START Records supplied

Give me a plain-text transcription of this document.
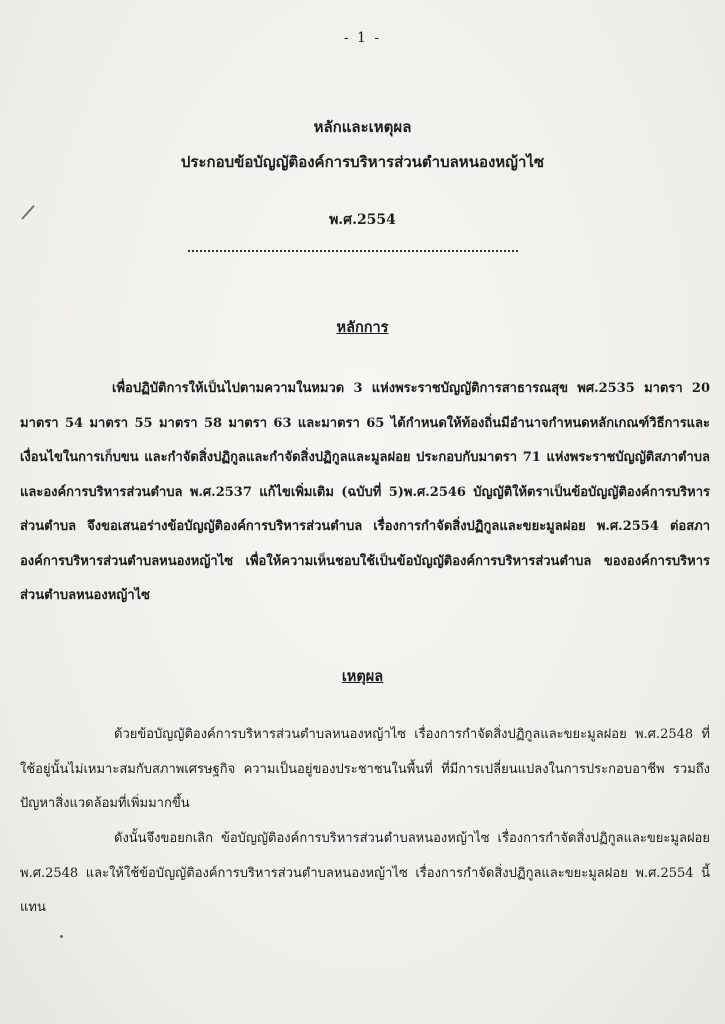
- 1 -
หลักและเหตุผล
ประกอบข้อบัญญัติองค์การบริหารส่วนตำบลหนองหญ้าไซ
พ.ศ.2554
หลักการ
เพื่อปฏิบัติการให้เป็นไปตามความในหมวด 3 แห่งพระราชบัญญัติการสาธารณสุข พศ.2535 มาตรา 20 มาตรา 54 มาตรา 55 มาตรา 58 มาตรา 63 และมาตรา 65 ได้กำหนดให้ท้องถิ่นมีอำนาจกำหนดหลักเกณฑ์วิธีการและ เงื่อนไขในการเก็บขน และกำจัดสิ่งปฏิกูลและกำจัดสิ่งปฏิกูลและมูลฝอย ประกอบกับมาตรา 71 แห่งพระราชบัญญัติสภาตำบลและองค์การบริหารส่วนตำบล พ.ศ.2537 แก้ไขเพิ่มเติม (ฉบับที่ 5)พ.ศ.2546 บัญญัติให้ตราเป็นข้อบัญญัติองค์การบริหารส่วนตำบล จึงขอเสนอร่างข้อบัญญัติองค์การบริหารส่วนตำบล เรื่องการกำจัดสิ่งปฏิกูลและขยะมูลฝอย พ.ศ.2554 ต่อสภาองค์การบริหารส่วนตำบลหนองหญ้าไซ เพื่อให้ความเห็นชอบใช้เป็นข้อบัญญัติองค์การบริหารส่วนตำบล ขององค์การบริหารส่วนตำบลหนองหญ้าไซ
เหตุผล
ด้วยข้อบัญญัติองค์การบริหารส่วนตำบลหนองหญ้าไซ เรื่องการกำจัดสิ่งปฏิกูลและขยะมูลฝอย พ.ศ.2548 ที่ใช้อยู่นั้นไม่เหมาะสมกับสภาพเศรษฐกิจ ความเป็นอยู่ของประชาชนในพื้นที่ ที่มีการเปลี่ยนแปลงในการประกอบอาชีพ รวมถึงปัญหาสิ่งแวดล้อมที่เพิ่มมากขึ้น
ดังนั้นจึงขอยกเลิก ข้อบัญญัติองค์การบริหารส่วนตำบลหนองหญ้าไซ เรื่องการกำจัดสิ่งปฏิกูลและขยะมูลฝอย พ.ศ.2548 และให้ใช้ข้อบัญญัติองค์การบริหารส่วนตำบลหนองหญ้าไซ เรื่องการกำจัดสิ่งปฏิกูลและขยะมูลฝอย พ.ศ.2554 นี้แทน
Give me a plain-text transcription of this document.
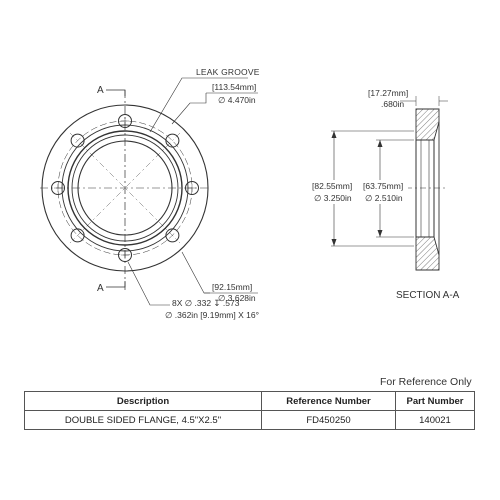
LEAK GROOVE
A
A
[113.54mm]
∅ 4.470in
[92.15mm]
∅ 3.628in
8X ∅ .332 ↧ .573
∅ .362in [9.19mm] X 16°
[17.27mm]
.680in
[82.55mm]
∅ 3.250in
[63.75mm]
∅ 2.510in
SECTION A-A
For Reference Only
Description	Reference Number	Part Number
DOUBLE SIDED FLANGE, 4.5"X2.5"	FD450250	140021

END Records supplied

**Task**.
Excluding the pictures, reproduce every entry exactly as given.

**The solution**.
Give me a plain-text transcription of this document.
- 1 -
หลักและเหตุผล
ประกอบข้อบัญญัติองค์การบริหารส่วนตำบลหนองหญ้าไซ
พ.ศ.2554
หลักการ
เพื่อปฏิบัติการให้เป็นไปตามความในหมวด 3 แห่งพระราชบัญญัติการสาธารณสุข พศ.2535 มาตรา 20 มาตรา 54 มาตรา 55 มาตรา 58 มาตรา 63 และมาตรา 65 ได้กำหนดให้ท้องถิ่นมีอำนาจกำหนดหลักเกณฑ์วิธีการและ เงื่อนไขในการเก็บขน และกำจัดสิ่งปฏิกูลและกำจัดสิ่งปฏิกูลและมูลฝอย ประกอบกับมาตรา 71 แห่งพระราชบัญญัติสภาตำบลและองค์การบริหารส่วนตำบล พ.ศ.2537 แก้ไขเพิ่มเติม (ฉบับที่ 5)พ.ศ.2546 บัญญัติให้ตราเป็นข้อบัญญัติองค์การบริหารส่วนตำบล จึงขอเสนอร่างข้อบัญญัติองค์การบริหารส่วนตำบล เรื่องการกำจัดสิ่งปฏิกูลและขยะมูลฝอย พ.ศ.2554 ต่อสภาองค์การบริหารส่วนตำบลหนองหญ้าไซ เพื่อให้ความเห็นชอบใช้เป็นข้อบัญญัติองค์การบริหารส่วนตำบล ขององค์การบริหารส่วนตำบลหนองหญ้าไซ
เหตุผล
ด้วยข้อบัญญัติองค์การบริหารส่วนตำบลหนองหญ้าไซ เรื่องการกำจัดสิ่งปฏิกูลและขยะมูลฝอย พ.ศ.2548 ที่ใช้อยู่นั้นไม่เหมาะสมกับสภาพเศรษฐกิจ ความเป็นอยู่ของประชาชนในพื้นที่ ที่มีการเปลี่ยนแปลงในการประกอบอาชีพ รวมถึงปัญหาสิ่งแวดล้อมที่เพิ่มมากขึ้น
ดังนั้นจึงขอยกเลิก ข้อบัญญัติองค์การบริหารส่วนตำบลหนองหญ้าไซ เรื่องการกำจัดสิ่งปฏิกูลและขยะมูลฝอย พ.ศ.2548 และให้ใช้ข้อบัญญัติองค์การบริหารส่วนตำบลหนองหญ้าไซ เรื่องการกำจัดสิ่งปฏิกูลและขยะมูลฝอย พ.ศ.2554 นี้แทน
Give me a plain-text transcription of this document.
LEAK GROOVE
A
A
[113.54mm]
∅ 4.470in
[92.15mm]
∅ 3.628in
8X ∅ .332 ↧ .573
∅ .362in [9.19mm] X 16°
[17.27mm]
.680in
[82.55mm]
∅ 3.250in
[63.75mm]
∅ 2.510in
SECTION A-A
For Reference Only
Description	Reference Number	Part Number
DOUBLE SIDED FLANGE, 4.5"X2.5"	FD450250	140021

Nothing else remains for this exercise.